Your task is to copy every line of this material exactly.

---------- Data to process ----------

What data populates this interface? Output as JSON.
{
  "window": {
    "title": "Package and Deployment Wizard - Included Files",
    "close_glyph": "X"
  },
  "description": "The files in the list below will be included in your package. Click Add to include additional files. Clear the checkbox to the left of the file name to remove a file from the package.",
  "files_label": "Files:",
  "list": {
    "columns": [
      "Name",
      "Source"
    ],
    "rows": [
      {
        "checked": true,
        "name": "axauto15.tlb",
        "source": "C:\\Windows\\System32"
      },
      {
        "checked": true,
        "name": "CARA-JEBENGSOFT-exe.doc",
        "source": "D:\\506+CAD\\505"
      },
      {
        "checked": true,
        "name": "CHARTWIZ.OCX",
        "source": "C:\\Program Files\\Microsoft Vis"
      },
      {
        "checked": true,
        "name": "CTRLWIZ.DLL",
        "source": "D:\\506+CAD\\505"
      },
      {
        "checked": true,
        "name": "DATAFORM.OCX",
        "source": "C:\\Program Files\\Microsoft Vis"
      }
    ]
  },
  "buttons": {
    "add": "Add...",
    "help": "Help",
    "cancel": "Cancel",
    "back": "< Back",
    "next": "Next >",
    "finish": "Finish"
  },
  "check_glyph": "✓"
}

----------

** Written answer **
What data populates this interface? Output as JSON.
{
  "window": {
    "title": "Package and Deployment Wizard - Included Files",
    "close_glyph": "X"
  },
  "description": "The files in the list below will be included in your package. Click Add to include additional files. Clear the checkbox to the left of the file name to remove a file from the package.",
  "files_label": "Files:",
  "list": {
    "columns": [
      "Name",
      "Source"
    ],
    "rows": [
      {
        "checked": true,
        "name": "axauto15.tlb",
        "source": "C:\\Windows\\System32"
      },
      {
        "checked": true,
        "name": "CARA-JEBENGSOFT-exe.doc",
        "source": "D:\\506+CAD\\505"
      },
      {
        "checked": true,
        "name": "CHARTWIZ.OCX",
        "source": "C:\\Program Files\\Microsoft Vis"
      },
      {
        "checked": true,
        "name": "CTRLWIZ.DLL",
        "source": "D:\\506+CAD\\505"
      },
      {
        "checked": true,
        "name": "DATAFORM.OCX",
        "source": "C:\\Program Files\\Microsoft Vis"
      }
    ]
  },
  "buttons": {
    "add": "Add...",
    "help": "Help",
    "cancel": "Cancel",
    "back": "< Back",
    "next": "Next >",
    "finish": "Finish"
  },
  "check_glyph": "✓"
}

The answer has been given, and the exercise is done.